[START]
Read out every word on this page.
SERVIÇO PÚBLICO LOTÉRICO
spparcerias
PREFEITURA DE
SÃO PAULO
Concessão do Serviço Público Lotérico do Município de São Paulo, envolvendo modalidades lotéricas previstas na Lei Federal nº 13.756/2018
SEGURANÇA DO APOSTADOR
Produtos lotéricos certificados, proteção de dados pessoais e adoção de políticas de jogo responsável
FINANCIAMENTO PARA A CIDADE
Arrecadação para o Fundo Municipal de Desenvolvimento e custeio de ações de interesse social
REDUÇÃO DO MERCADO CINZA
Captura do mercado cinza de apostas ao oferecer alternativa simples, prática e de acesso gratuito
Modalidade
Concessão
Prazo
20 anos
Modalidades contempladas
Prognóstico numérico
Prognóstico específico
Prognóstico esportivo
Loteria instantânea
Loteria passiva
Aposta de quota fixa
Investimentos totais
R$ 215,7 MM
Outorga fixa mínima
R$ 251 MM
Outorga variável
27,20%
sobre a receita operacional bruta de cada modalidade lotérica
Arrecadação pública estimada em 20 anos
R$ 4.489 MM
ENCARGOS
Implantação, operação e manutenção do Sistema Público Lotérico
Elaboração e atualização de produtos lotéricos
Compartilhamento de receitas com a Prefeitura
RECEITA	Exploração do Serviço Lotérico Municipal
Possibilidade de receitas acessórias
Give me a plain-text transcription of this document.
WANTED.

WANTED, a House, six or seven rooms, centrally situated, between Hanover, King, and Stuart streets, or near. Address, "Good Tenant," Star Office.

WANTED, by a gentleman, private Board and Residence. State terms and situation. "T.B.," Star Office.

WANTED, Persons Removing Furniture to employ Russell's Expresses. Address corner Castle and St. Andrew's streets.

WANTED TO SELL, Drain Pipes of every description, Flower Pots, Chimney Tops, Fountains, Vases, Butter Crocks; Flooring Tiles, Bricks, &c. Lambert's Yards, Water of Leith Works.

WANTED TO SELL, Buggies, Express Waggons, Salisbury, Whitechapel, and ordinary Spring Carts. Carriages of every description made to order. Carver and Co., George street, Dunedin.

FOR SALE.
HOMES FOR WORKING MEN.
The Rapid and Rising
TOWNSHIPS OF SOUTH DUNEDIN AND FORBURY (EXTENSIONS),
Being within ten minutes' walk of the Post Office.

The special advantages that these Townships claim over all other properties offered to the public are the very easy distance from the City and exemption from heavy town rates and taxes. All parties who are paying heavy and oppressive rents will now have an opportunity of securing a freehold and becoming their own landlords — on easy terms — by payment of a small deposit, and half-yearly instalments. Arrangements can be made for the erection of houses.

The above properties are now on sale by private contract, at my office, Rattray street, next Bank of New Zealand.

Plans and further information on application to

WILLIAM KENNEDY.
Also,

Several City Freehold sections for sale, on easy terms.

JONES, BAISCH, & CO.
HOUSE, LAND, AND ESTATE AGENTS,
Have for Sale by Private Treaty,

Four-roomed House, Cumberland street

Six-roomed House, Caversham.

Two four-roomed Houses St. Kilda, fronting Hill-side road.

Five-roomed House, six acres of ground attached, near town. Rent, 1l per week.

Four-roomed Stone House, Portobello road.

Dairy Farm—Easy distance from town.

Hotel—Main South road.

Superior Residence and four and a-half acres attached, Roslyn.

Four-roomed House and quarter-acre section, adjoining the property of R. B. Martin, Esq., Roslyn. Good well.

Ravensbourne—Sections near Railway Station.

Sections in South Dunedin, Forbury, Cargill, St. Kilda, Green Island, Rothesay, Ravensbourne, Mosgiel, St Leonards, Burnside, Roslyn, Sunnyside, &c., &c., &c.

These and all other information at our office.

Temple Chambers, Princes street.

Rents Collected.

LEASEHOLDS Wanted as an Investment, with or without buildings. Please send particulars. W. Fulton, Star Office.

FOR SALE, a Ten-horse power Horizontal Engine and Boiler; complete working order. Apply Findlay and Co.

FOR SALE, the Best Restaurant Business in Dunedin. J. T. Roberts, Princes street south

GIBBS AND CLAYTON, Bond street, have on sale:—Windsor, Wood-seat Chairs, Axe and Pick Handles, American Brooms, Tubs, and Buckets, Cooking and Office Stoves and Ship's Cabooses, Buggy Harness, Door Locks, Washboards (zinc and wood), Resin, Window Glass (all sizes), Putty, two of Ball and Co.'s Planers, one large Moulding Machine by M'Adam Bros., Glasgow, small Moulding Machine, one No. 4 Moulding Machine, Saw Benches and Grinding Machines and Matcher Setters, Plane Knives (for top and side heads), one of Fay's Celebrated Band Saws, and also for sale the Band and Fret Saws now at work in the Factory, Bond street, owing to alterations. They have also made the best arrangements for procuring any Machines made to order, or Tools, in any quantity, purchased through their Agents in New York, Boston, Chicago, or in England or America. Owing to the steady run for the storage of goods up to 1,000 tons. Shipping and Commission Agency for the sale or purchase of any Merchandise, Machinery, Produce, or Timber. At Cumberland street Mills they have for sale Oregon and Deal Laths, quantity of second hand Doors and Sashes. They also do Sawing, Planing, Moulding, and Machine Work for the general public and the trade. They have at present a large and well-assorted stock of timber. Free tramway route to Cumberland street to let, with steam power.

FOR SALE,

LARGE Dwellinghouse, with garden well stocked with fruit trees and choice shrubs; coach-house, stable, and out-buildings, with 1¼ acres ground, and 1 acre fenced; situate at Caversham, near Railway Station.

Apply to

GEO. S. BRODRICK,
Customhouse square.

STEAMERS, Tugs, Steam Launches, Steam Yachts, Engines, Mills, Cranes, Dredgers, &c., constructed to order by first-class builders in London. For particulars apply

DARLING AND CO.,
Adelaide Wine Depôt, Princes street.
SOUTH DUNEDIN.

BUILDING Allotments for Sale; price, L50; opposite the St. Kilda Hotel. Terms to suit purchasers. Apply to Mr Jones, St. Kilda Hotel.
[END]
Extract all lines of the records above that include "this".

Read out every word on this page.
Give me a plain-text transcription of this document.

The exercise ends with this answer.